* [What you have to do] Extract and list every line that contains the word "Classification".

* [Available records]
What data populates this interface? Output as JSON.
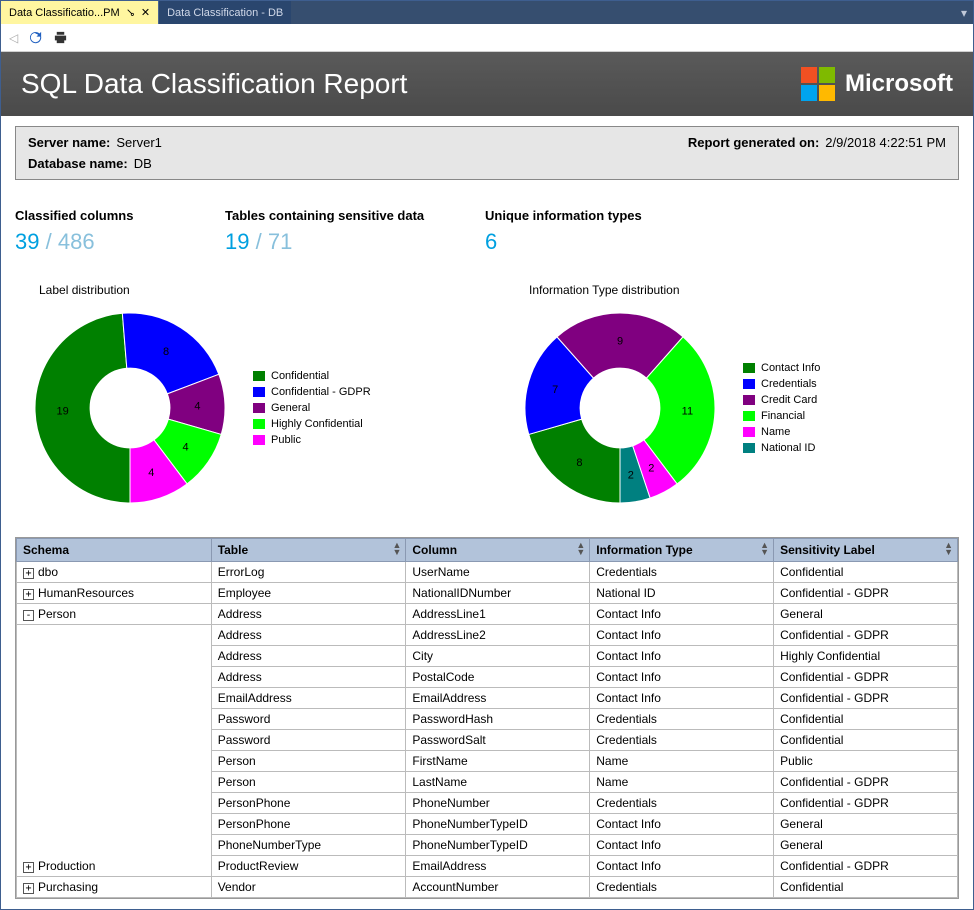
{
  "tabs": {
    "active": "Data Classificatio...PM",
    "inactive": "Data Classification - DB"
  },
  "banner": {
    "title": "SQL Data Classification Report",
    "brand": "Microsoft"
  },
  "ms_logo_colors": [
    "#f25022",
    "#7fba00",
    "#00a4ef",
    "#ffb900"
  ],
  "info": {
    "server_label": "Server name:",
    "server_value": "Server1",
    "db_label": "Database name:",
    "db_value": "DB",
    "gen_label": "Report generated on:",
    "gen_value": "2/9/2018 4:22:51 PM"
  },
  "stats": {
    "classified_label": "Classified columns",
    "classified_num": "39",
    "classified_denom": "486",
    "tables_label": "Tables containing sensitive data",
    "tables_num": "19",
    "tables_denom": "71",
    "types_label": "Unique information types",
    "types_num": "6"
  },
  "chart1": {
    "title": "Label distribution",
    "slices": [
      {
        "label": "Confidential",
        "value": 19,
        "color": "#008000"
      },
      {
        "label": "Confidential - GDPR",
        "value": 8,
        "color": "#0000ff"
      },
      {
        "label": "General",
        "value": 4,
        "color": "#800080"
      },
      {
        "label": "Highly Confidential",
        "value": 4,
        "color": "#00ff00"
      },
      {
        "label": "Public",
        "value": 4,
        "color": "#ff00ff"
      }
    ],
    "inner_ratio": 0.42
  },
  "chart2": {
    "title": "Information Type distribution",
    "slices": [
      {
        "label": "Contact Info",
        "value": 8,
        "color": "#008000"
      },
      {
        "label": "Credentials",
        "value": 7,
        "color": "#0000ff"
      },
      {
        "label": "Credit Card",
        "value": 9,
        "color": "#800080"
      },
      {
        "label": "Financial",
        "value": 11,
        "color": "#00ff00"
      },
      {
        "label": "Name",
        "value": 2,
        "color": "#ff00ff"
      },
      {
        "label": "National ID",
        "value": 2,
        "color": "#008080"
      }
    ],
    "inner_ratio": 0.42
  },
  "table": {
    "headers": [
      "Schema",
      "Table",
      "Column",
      "Information Type",
      "Sensitivity Label"
    ],
    "col_widths": [
      "180px",
      "180px",
      "170px",
      "170px",
      "170px"
    ],
    "rows": [
      {
        "schema": "dbo",
        "exp": "+",
        "table": "ErrorLog",
        "column": "UserName",
        "info": "Credentials",
        "sens": "Confidential"
      },
      {
        "schema": "HumanResources",
        "exp": "+",
        "table": "Employee",
        "column": "NationalIDNumber",
        "info": "National ID",
        "sens": "Confidential - GDPR"
      },
      {
        "schema": "Person",
        "exp": "-",
        "table": "Address",
        "column": "AddressLine1",
        "info": "Contact Info",
        "sens": "General"
      },
      {
        "schema": "",
        "exp": "",
        "table": "Address",
        "column": "AddressLine2",
        "info": "Contact Info",
        "sens": "Confidential - GDPR"
      },
      {
        "schema": "",
        "exp": "",
        "table": "Address",
        "column": "City",
        "info": "Contact Info",
        "sens": "Highly Confidential"
      },
      {
        "schema": "",
        "exp": "",
        "table": "Address",
        "column": "PostalCode",
        "info": "Contact Info",
        "sens": "Confidential - GDPR"
      },
      {
        "schema": "",
        "exp": "",
        "table": "EmailAddress",
        "column": "EmailAddress",
        "info": "Contact Info",
        "sens": "Confidential - GDPR"
      },
      {
        "schema": "",
        "exp": "",
        "table": "Password",
        "column": "PasswordHash",
        "info": "Credentials",
        "sens": "Confidential"
      },
      {
        "schema": "",
        "exp": "",
        "table": "Password",
        "column": "PasswordSalt",
        "info": "Credentials",
        "sens": "Confidential"
      },
      {
        "schema": "",
        "exp": "",
        "table": "Person",
        "column": "FirstName",
        "info": "Name",
        "sens": "Public"
      },
      {
        "schema": "",
        "exp": "",
        "table": "Person",
        "column": "LastName",
        "info": "Name",
        "sens": "Confidential - GDPR"
      },
      {
        "schema": "",
        "exp": "",
        "table": "PersonPhone",
        "column": "PhoneNumber",
        "info": "Credentials",
        "sens": "Confidential - GDPR"
      },
      {
        "schema": "",
        "exp": "",
        "table": "PersonPhone",
        "column": "PhoneNumberTypeID",
        "info": "Contact Info",
        "sens": "General"
      },
      {
        "schema": "",
        "exp": "",
        "table": "PhoneNumberType",
        "column": "PhoneNumberTypeID",
        "info": "Contact Info",
        "sens": "General"
      },
      {
        "schema": "Production",
        "exp": "+",
        "table": "ProductReview",
        "column": "EmailAddress",
        "info": "Contact Info",
        "sens": "Confidential - GDPR"
      },
      {
        "schema": "Purchasing",
        "exp": "+",
        "table": "Vendor",
        "column": "AccountNumber",
        "info": "Credentials",
        "sens": "Confidential"
      }
    ]
  }
}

* [Complete response]
    "inactive": "Data Classification - DB"
    "title": "SQL Data Classification Report",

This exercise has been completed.